§ **Exercise inputs**:
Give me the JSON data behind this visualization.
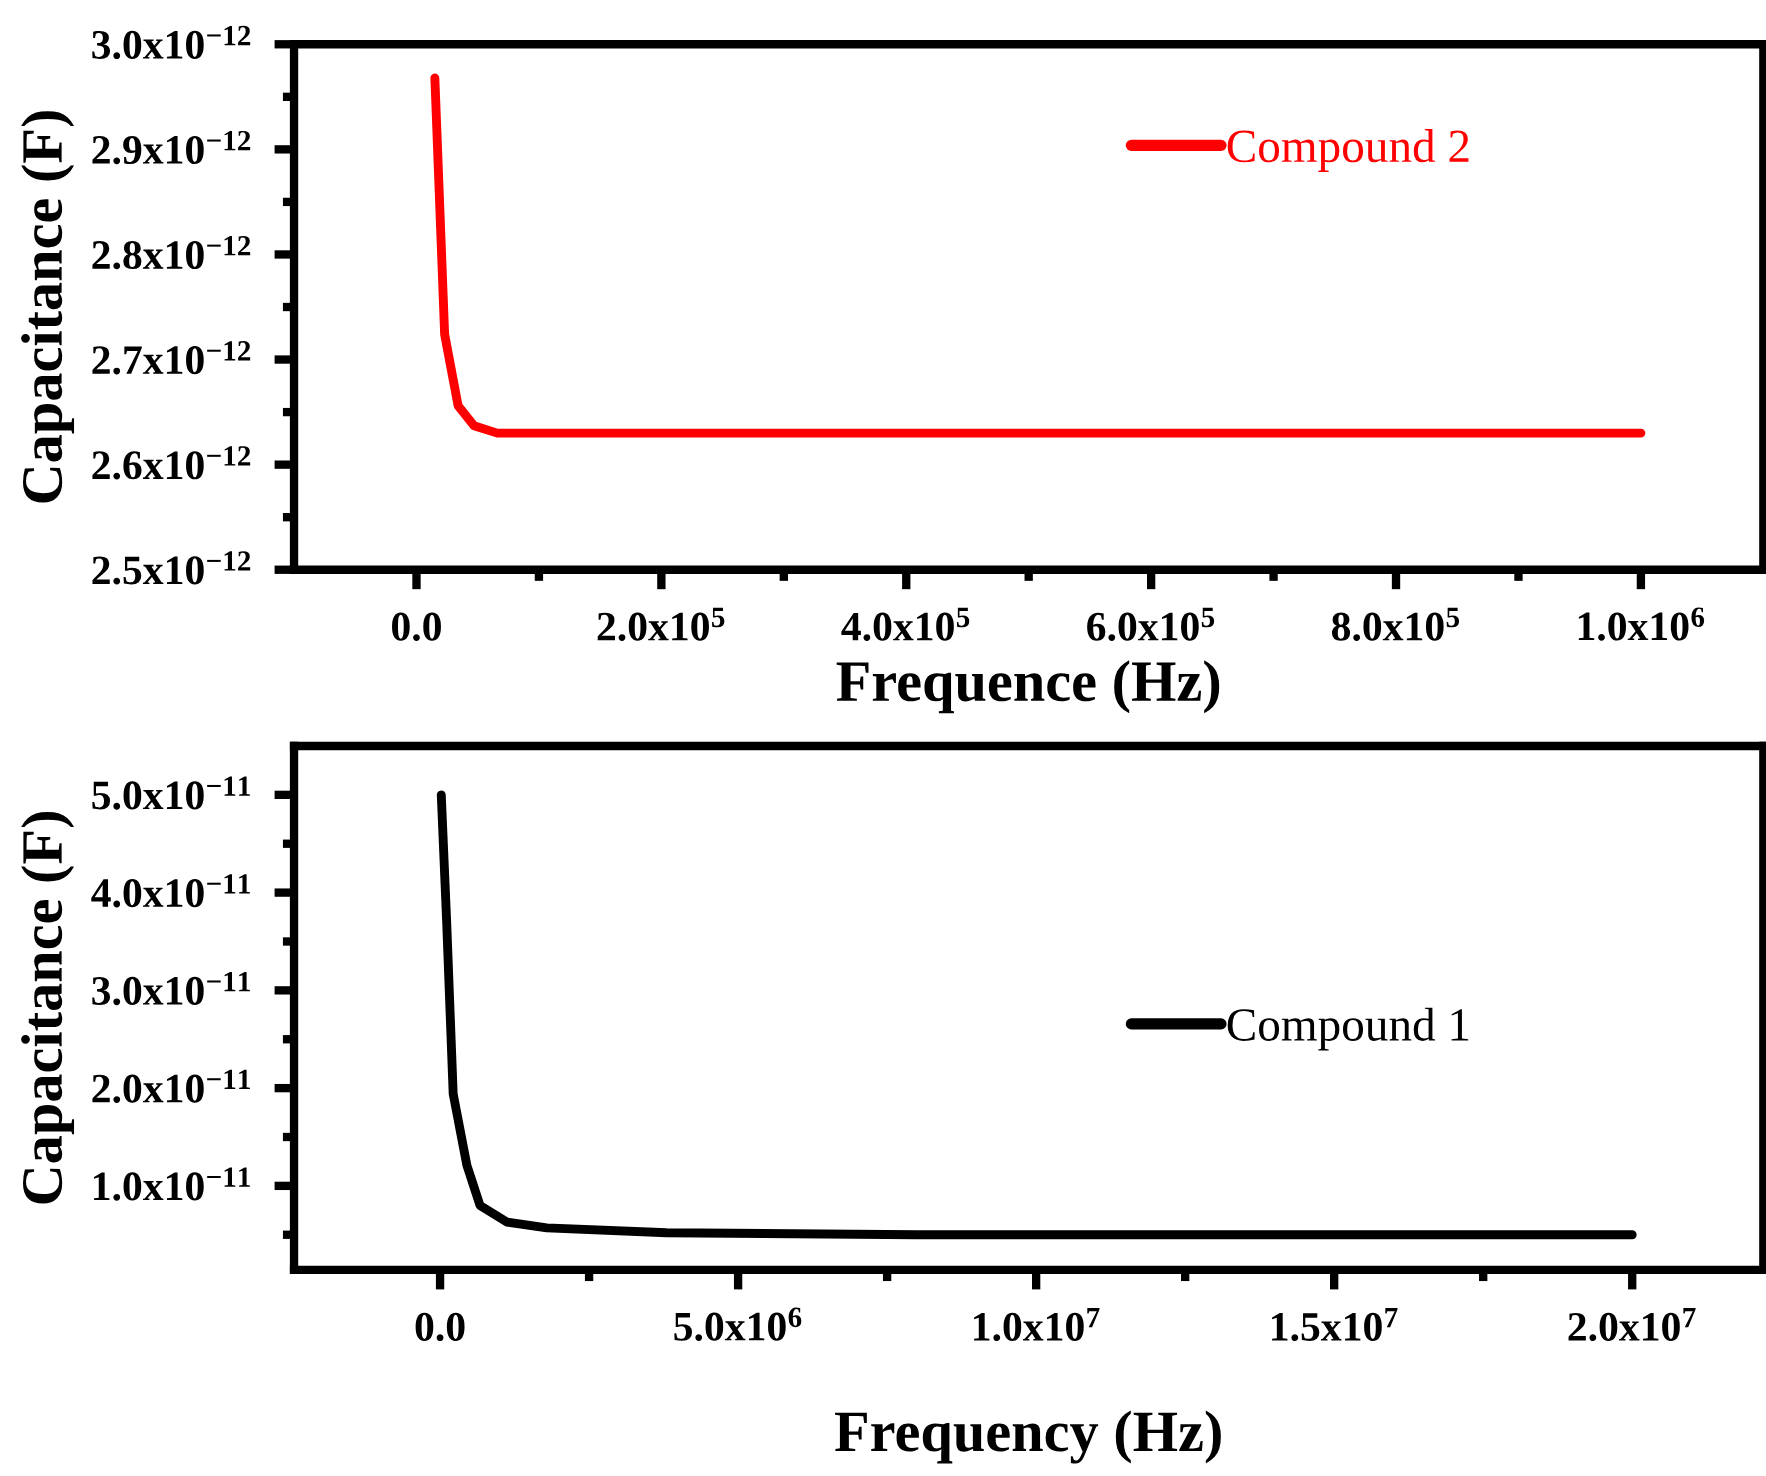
{
  "chart_data": [
    {
      "type": "line",
      "xlabel": "Frequence (Hz)",
      "ylabel": "Capacitance (F)",
      "legend": "top right",
      "xlim": [
        -100000,
        1100000
      ],
      "ylim": [
        2.5e-12,
        3e-12
      ],
      "xticks": [
        {
          "value": 0,
          "label": "0.0"
        },
        {
          "value": 100000,
          "label": null
        },
        {
          "value": 200000,
          "label": "2.0x10$^{5}$"
        },
        {
          "value": 300000,
          "label": null
        },
        {
          "value": 400000,
          "label": "4.0x10$^{5}$"
        },
        {
          "value": 500000,
          "label": null
        },
        {
          "value": 600000,
          "label": "6.0x10$^{5}$"
        },
        {
          "value": 700000,
          "label": null
        },
        {
          "value": 800000,
          "label": "8.0x10$^{5}$"
        },
        {
          "value": 900000,
          "label": null
        },
        {
          "value": 1000000,
          "label": "1.0x10$^{6}$"
        }
      ],
      "yticks": [
        {
          "value": 2.5e-12,
          "label": "2.5x10$^{−12}$"
        },
        {
          "value": 2.55e-12,
          "label": null
        },
        {
          "value": 2.6e-12,
          "label": "2.6x10$^{−12}$"
        },
        {
          "value": 2.65e-12,
          "label": null
        },
        {
          "value": 2.7e-12,
          "label": "2.7x10$^{−12}$"
        },
        {
          "value": 2.75e-12,
          "label": null
        },
        {
          "value": 2.8e-12,
          "label": "2.8x10$^{−12}$"
        },
        {
          "value": 2.85e-12,
          "label": null
        },
        {
          "value": 2.9e-12,
          "label": "2.9x10$^{−12}$"
        },
        {
          "value": 2.95e-12,
          "label": null
        },
        {
          "value": 3e-12,
          "label": "3.0x10$^{−12}$"
        }
      ],
      "series": [
        {
          "name": "Compound 2",
          "color": "#ff0000",
          "x": [
            15000,
            23000,
            34000,
            47000,
            66000,
            100000,
            300000,
            600000,
            1000000
          ],
          "values": [
            2.968e-12,
            2.724e-12,
            2.656e-12,
            2.637e-12,
            2.63e-12,
            2.63e-12,
            2.63e-12,
            2.63e-12,
            2.63e-12
          ]
        }
      ]
    },
    {
      "type": "line",
      "xlabel": "Frequency (Hz)",
      "ylabel": "Capacitance (F)",
      "legend": "right",
      "xlim": [
        -2450000,
        22200000
      ],
      "ylim": [
        1.4e-12,
        5.5e-11
      ],
      "xticks": [
        {
          "value": 0,
          "label": "0.0"
        },
        {
          "value": 2500000,
          "label": null
        },
        {
          "value": 5000000,
          "label": "5.0x10$^{6}$"
        },
        {
          "value": 7500000,
          "label": null
        },
        {
          "value": 10000000,
          "label": "1.0x10$^{7}$"
        },
        {
          "value": 12500000,
          "label": null
        },
        {
          "value": 15000000,
          "label": "1.5x10$^{7}$"
        },
        {
          "value": 17500000,
          "label": null
        },
        {
          "value": 20000000,
          "label": "2.0x10$^{7}$"
        }
      ],
      "yticks": [
        {
          "value": 5e-12,
          "label": null
        },
        {
          "value": 1e-11,
          "label": "1.0x10$^{−11}$"
        },
        {
          "value": 1.5e-11,
          "label": null
        },
        {
          "value": 2e-11,
          "label": "2.0x10$^{−11}$"
        },
        {
          "value": 2.5e-11,
          "label": null
        },
        {
          "value": 3e-11,
          "label": "3.0x10$^{−11}$"
        },
        {
          "value": 3.5e-11,
          "label": null
        },
        {
          "value": 4e-11,
          "label": "4.0x10$^{−11}$"
        },
        {
          "value": 4.5e-11,
          "label": null
        },
        {
          "value": 5e-11,
          "label": "5.0x10$^{−11}$"
        }
      ],
      "series": [
        {
          "name": "Compound 1",
          "color": "#000000",
          "x": [
            20000,
            110000,
            220000,
            450000,
            670000,
            1120000,
            1790000,
            3800000,
            8000000,
            14000000,
            20000000
          ],
          "values": [
            5e-11,
            3.71e-11,
            1.94e-11,
            1.21e-11,
            8e-12,
            6.3e-12,
            5.7e-12,
            5.2e-12,
            5e-12,
            5e-12,
            5e-12
          ]
        }
      ]
    }
  ]
}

§ **Required work**:
Reproduce all of the entries word for word, skipping any pictures they hold.

§ **Response**:
Give me the JSON data behind this visualization.
{
  "chart_data": [
    {
      "type": "line",
      "xlabel": "Frequence (Hz)",
      "ylabel": "Capacitance (F)",
      "legend": "top right",
      "xlim": [
        -100000,
        1100000
      ],
      "ylim": [
        2.5e-12,
        3e-12
      ],
      "xticks": [
        {
          "value": 0,
          "label": "0.0"
        },
        {
          "value": 100000,
          "label": null
        },
        {
          "value": 200000,
          "label": "2.0x10$^{5}$"
        },
        {
          "value": 300000,
          "label": null
        },
        {
          "value": 400000,
          "label": "4.0x10$^{5}$"
        },
        {
          "value": 500000,
          "label": null
        },
        {
          "value": 600000,
          "label": "6.0x10$^{5}$"
        },
        {
          "value": 700000,
          "label": null
        },
        {
          "value": 800000,
          "label": "8.0x10$^{5}$"
        },
        {
          "value": 900000,
          "label": null
        },
        {
          "value": 1000000,
          "label": "1.0x10$^{6}$"
        }
      ],
      "yticks": [
        {
          "value": 2.5e-12,
          "label": "2.5x10$^{−12}$"
        },
        {
          "value": 2.55e-12,
          "label": null
        },
        {
          "value": 2.6e-12,
          "label": "2.6x10$^{−12}$"
        },
        {
          "value": 2.65e-12,
          "label": null
        },
        {
          "value": 2.7e-12,
          "label": "2.7x10$^{−12}$"
        },
        {
          "value": 2.75e-12,
          "label": null
        },
        {
          "value": 2.8e-12,
          "label": "2.8x10$^{−12}$"
        },
        {
          "value": 2.85e-12,
          "label": null
        },
        {
          "value": 2.9e-12,
          "label": "2.9x10$^{−12}$"
        },
        {
          "value": 2.95e-12,
          "label": null
        },
        {
          "value": 3e-12,
          "label": "3.0x10$^{−12}$"
        }
      ],
      "series": [
        {
          "name": "Compound 2",
          "color": "#ff0000",
          "x": [
            15000,
            23000,
            34000,
            47000,
            66000,
            100000,
            300000,
            600000,
            1000000
          ],
          "values": [
            2.968e-12,
            2.724e-12,
            2.656e-12,
            2.637e-12,
            2.63e-12,
            2.63e-12,
            2.63e-12,
            2.63e-12,
            2.63e-12
          ]
        }
      ]
    },
    {
      "type": "line",
      "xlabel": "Frequency (Hz)",
      "ylabel": "Capacitance (F)",
      "legend": "right",
      "xlim": [
        -2450000,
        22200000
      ],
      "ylim": [
        1.4e-12,
        5.5e-11
      ],
      "xticks": [
        {
          "value": 0,
          "label": "0.0"
        },
        {
          "value": 2500000,
          "label": null
        },
        {
          "value": 5000000,
          "label": "5.0x10$^{6}$"
        },
        {
          "value": 7500000,
          "label": null
        },
        {
          "value": 10000000,
          "label": "1.0x10$^{7}$"
        },
        {
          "value": 12500000,
          "label": null
        },
        {
          "value": 15000000,
          "label": "1.5x10$^{7}$"
        },
        {
          "value": 17500000,
          "label": null
        },
        {
          "value": 20000000,
          "label": "2.0x10$^{7}$"
        }
      ],
      "yticks": [
        {
          "value": 5e-12,
          "label": null
        },
        {
          "value": 1e-11,
          "label": "1.0x10$^{−11}$"
        },
        {
          "value": 1.5e-11,
          "label": null
        },
        {
          "value": 2e-11,
          "label": "2.0x10$^{−11}$"
        },
        {
          "value": 2.5e-11,
          "label": null
        },
        {
          "value": 3e-11,
          "label": "3.0x10$^{−11}$"
        },
        {
          "value": 3.5e-11,
          "label": null
        },
        {
          "value": 4e-11,
          "label": "4.0x10$^{−11}$"
        },
        {
          "value": 4.5e-11,
          "label": null
        },
        {
          "value": 5e-11,
          "label": "5.0x10$^{−11}$"
        }
      ],
      "series": [
        {
          "name": "Compound 1",
          "color": "#000000",
          "x": [
            20000,
            110000,
            220000,
            450000,
            670000,
            1120000,
            1790000,
            3800000,
            8000000,
            14000000,
            20000000
          ],
          "values": [
            5e-11,
            3.71e-11,
            1.94e-11,
            1.21e-11,
            8e-12,
            6.3e-12,
            5.7e-12,
            5.2e-12,
            5e-12,
            5e-12,
            5e-12
          ]
        }
      ]
    }
  ]
}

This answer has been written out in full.